WHAT THIS TASK INVOLVES: Retype each entry below exactly as it stands.

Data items

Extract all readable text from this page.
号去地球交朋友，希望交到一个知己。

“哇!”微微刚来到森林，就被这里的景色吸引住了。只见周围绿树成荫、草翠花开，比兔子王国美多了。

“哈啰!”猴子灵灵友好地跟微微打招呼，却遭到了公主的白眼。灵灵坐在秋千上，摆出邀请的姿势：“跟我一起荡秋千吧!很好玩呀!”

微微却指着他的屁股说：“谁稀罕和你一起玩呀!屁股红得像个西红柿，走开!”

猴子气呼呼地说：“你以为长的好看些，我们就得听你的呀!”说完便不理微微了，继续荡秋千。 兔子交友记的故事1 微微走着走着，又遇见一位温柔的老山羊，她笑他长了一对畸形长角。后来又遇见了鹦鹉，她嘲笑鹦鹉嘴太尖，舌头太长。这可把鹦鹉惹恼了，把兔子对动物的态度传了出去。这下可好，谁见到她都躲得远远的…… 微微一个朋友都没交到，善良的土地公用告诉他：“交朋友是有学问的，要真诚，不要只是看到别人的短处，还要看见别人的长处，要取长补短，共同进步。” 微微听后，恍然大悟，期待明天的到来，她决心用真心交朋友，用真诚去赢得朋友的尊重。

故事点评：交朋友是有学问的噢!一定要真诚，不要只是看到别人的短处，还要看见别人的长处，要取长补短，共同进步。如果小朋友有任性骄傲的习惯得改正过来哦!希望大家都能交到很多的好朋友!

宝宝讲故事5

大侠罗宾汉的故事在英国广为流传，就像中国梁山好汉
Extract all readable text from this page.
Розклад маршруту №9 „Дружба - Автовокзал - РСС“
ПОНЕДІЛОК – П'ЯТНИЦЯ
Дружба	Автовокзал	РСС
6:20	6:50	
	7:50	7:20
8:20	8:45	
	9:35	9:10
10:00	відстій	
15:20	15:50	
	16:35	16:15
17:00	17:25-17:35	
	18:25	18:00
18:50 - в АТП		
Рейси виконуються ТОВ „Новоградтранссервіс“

RESPONSE:
Extract all readable text from this page.
号去地球交朋友，希望交到一个知己。

“哇!”微微刚来到森林，就被这里的景色吸引住了。只见周围绿树成荫、草翠花开，比兔子王国美多了。

“哈啰!”猴子灵灵友好地跟微微打招呼，却遭到了公主的白眼。灵灵坐在秋千上，摆出邀请的姿势：“跟我一起荡秋千吧!很好玩呀!”

微微却指着他的屁股说：“谁稀罕和你一起玩呀!屁股红得像个西红柿，走开!”

猴子气呼呼地说：“你以为长的好看些，我们就得听你的呀!”说完便不理微微了，继续荡秋千。 兔子交友记的故事1 微微走着走着，又遇见一位温柔的老山羊，她笑他长了一对畸形长角。后来又遇见了鹦鹉，她嘲笑鹦鹉嘴太尖，舌头太长。这可把鹦鹉惹恼了，把兔子对动物的态度传了出去。这下可好，谁见到她都躲得远远的…… 微微一个朋友都没交到，善良的土地公用告诉他：“交朋友是有学问的，要真诚，不要只是看到别人的短处，还要看见别人的长处，要取长补短，共同进步。” 微微听后，恍然大悟，期待明天的到来，她决心用真心交朋友，用真诚去赢得朋友的尊重。

故事点评：交朋友是有学问的噢!一定要真诚，不要只是看到别人的短处，还要看见别人的长处，要取长补短，共同进步。如果小朋友有任性骄傲的习惯得改正过来哦!希望大家都能交到很多的好朋友!

宝宝讲故事5

大侠罗宾汉的故事在英国广为流传，就像中国梁山好汉
Extract all readable text from this page.
Розклад маршруту №9 „Дружба - Автовокзал - РСС“
ПОНЕДІЛОК – П'ЯТНИЦЯ
Дружба	Автовокзал	РСС
6:20	6:50	
	7:50	7:20
8:20	8:45	
	9:35	9:10
10:00	відстій	
15:20	15:50	
	16:35	16:15
17:00	17:25-17:35	
	18:25	18:00
18:50 - в АТП		
Рейси виконуються ТОВ „Новоградтранссервіс“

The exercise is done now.